**Seçilen metin**
2
Yorum
2
Beğeni
0,0
Puan
1269
Okunma
Hani hep denir ya; doğru insanı bulmak, doğru insanı aramak ya da doğru insanı beklemek. Hatta dualarımızda bile vardır bu söz: “Allah doğru insanlarla karşılaştırsın” deriz hep.
Peki, doğruyu hep karşıdan beklemek ne kadar doğru?
Doğruluğu, dürüstlüğü karşımızdakinden beklerken acaba bizler ne kadar dürüst ve doğruyuz? Aslında önemli olan bu.
Bizler doğru ve dürüst isek; doğru olan bizi mutlaka bulacaktır zaten.
Beklemek yerine harekete geçelim ve öncelikle yanlışlarımızı düzeltelim, kendimiz doğru insan olalım ki karşıdakinden de doğru hamleler gelsin.
İnsanlığın genel ahlâk anlayışında olduğu gibi İslâm ahlâkında da doğruluk ve dürüstlük, insan onurunun ve sağlıklı toplum yapısının vazgeçilmez şartlarından biri olarak gösterilmiş ve insanın kendi kişiliğine karşı en önemli ödevleri arasında yer almıştır.
Aslında doğru insanı aramak, kendi kafamızda daha önceden belirli bir ölçekte hazırlamış olduğumuz bir profile model aramaktır. Başka bir deyişle, beynimizde kurguladığımız ve ebatlarını önceden belirlemiş olduğumuz bir kalıba sığdırabileceğimiz birini aramaktır yaptığımız. Bir başka deyimle önceden diktiğimiz bir gömleğin içine sığabilecek birini aramaktır yapmaya çalıştığımız. Ancak; bu o kadar zordur ki. Bulduğunuz o kişi ya o kalıba hiç sığmamakta ya da o kalıbın içinde kaybolmaktadır.

**Verilen bilgiler**
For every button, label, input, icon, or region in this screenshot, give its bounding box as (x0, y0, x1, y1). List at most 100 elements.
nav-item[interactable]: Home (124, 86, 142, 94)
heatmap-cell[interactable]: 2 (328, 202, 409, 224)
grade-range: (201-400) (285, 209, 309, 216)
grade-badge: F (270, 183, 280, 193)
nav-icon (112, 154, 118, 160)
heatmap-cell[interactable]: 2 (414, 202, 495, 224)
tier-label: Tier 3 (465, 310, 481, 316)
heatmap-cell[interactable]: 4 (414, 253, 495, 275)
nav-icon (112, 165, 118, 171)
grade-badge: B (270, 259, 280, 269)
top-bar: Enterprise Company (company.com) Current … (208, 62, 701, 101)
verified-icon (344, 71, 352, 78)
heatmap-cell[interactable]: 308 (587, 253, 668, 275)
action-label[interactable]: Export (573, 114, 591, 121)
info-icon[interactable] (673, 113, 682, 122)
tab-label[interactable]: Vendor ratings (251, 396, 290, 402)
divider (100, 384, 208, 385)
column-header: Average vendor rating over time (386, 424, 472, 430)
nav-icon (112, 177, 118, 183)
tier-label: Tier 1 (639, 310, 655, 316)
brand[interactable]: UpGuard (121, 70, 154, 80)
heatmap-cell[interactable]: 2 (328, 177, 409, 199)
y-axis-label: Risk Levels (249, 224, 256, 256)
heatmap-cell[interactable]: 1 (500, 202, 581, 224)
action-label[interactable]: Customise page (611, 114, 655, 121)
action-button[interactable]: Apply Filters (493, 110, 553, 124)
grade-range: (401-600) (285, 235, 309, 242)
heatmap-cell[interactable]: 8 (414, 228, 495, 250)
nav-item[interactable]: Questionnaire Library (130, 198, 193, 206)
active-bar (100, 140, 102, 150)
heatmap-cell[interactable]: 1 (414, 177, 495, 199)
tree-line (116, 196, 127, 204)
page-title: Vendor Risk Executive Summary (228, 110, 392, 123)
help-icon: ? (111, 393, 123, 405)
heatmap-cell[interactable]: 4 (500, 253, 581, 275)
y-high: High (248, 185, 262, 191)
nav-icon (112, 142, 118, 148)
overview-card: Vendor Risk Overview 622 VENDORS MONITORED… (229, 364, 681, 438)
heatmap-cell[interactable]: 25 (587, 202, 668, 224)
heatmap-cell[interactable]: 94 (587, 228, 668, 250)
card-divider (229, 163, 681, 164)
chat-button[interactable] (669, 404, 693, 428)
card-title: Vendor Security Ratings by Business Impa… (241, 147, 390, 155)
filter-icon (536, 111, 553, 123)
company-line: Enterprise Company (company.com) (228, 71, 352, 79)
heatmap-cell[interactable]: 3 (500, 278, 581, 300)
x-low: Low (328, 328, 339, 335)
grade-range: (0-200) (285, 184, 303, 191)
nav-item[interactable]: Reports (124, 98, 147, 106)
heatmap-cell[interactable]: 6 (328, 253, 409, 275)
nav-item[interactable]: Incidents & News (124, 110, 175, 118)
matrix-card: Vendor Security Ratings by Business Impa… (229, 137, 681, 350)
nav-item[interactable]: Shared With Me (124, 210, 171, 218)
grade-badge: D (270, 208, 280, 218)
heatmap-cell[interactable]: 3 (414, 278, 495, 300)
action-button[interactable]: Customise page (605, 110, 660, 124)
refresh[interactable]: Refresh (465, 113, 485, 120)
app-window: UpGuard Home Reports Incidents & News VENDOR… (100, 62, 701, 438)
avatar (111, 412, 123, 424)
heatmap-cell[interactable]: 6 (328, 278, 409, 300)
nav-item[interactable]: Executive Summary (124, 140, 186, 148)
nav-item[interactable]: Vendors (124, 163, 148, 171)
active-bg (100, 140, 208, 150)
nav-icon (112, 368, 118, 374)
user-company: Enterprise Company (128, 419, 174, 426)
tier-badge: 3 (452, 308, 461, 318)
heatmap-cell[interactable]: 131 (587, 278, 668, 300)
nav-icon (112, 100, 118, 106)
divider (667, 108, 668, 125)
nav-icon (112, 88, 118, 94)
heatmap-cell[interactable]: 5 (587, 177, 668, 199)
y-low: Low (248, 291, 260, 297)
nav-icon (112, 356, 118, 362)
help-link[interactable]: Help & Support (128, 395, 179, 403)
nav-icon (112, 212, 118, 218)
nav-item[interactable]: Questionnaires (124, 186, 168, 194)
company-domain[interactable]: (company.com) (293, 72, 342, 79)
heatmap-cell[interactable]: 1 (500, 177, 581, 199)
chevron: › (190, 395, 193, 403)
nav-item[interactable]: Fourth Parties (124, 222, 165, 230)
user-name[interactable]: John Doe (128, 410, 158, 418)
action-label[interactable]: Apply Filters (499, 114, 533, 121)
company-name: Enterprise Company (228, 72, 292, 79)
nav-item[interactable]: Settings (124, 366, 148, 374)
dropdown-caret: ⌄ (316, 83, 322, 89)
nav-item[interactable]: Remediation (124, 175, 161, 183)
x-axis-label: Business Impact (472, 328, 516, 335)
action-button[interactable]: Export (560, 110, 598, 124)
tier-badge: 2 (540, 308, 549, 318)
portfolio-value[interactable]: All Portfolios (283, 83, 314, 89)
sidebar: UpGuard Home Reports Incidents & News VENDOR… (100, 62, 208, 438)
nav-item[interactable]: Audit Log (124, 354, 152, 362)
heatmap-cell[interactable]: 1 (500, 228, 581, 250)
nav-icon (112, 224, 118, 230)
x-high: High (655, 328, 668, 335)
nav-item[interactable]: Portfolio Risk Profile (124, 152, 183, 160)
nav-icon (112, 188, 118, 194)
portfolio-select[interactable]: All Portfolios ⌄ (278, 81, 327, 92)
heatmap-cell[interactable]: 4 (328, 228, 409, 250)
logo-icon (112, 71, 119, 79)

**İstenen iş**
Doğruluk konulu metinde "Peki, doğruyu hep" sözleriyle başlayıp "doğru hamleler gelsin." sözleriyle biten kısmı, "harekete geçelim" ifadesini "adım atalım" ile değiştirerek yeniden yazın. Kayıtlar, metinden ayrı bir malzemedir.

**Görevin yanıtı**
Peki, doğruyu hep karşıdan beklemek ne kadar doğru?
Doğruluğu, dürüstlüğü karşımızdakinden beklerken acaba bizler ne kadar dürüst ve doğruyuz? Aslında önemli olan bu.
Bizler doğru ve dürüst isek; doğru olan bizi mutlaka bulacaktır zaten.
Beklemek yerine adım atalım ve öncelikle yanlışlarımızı düzeltelim, kendimiz doğru insan olalım ki karşıdakinden de doğru hamleler gelsin.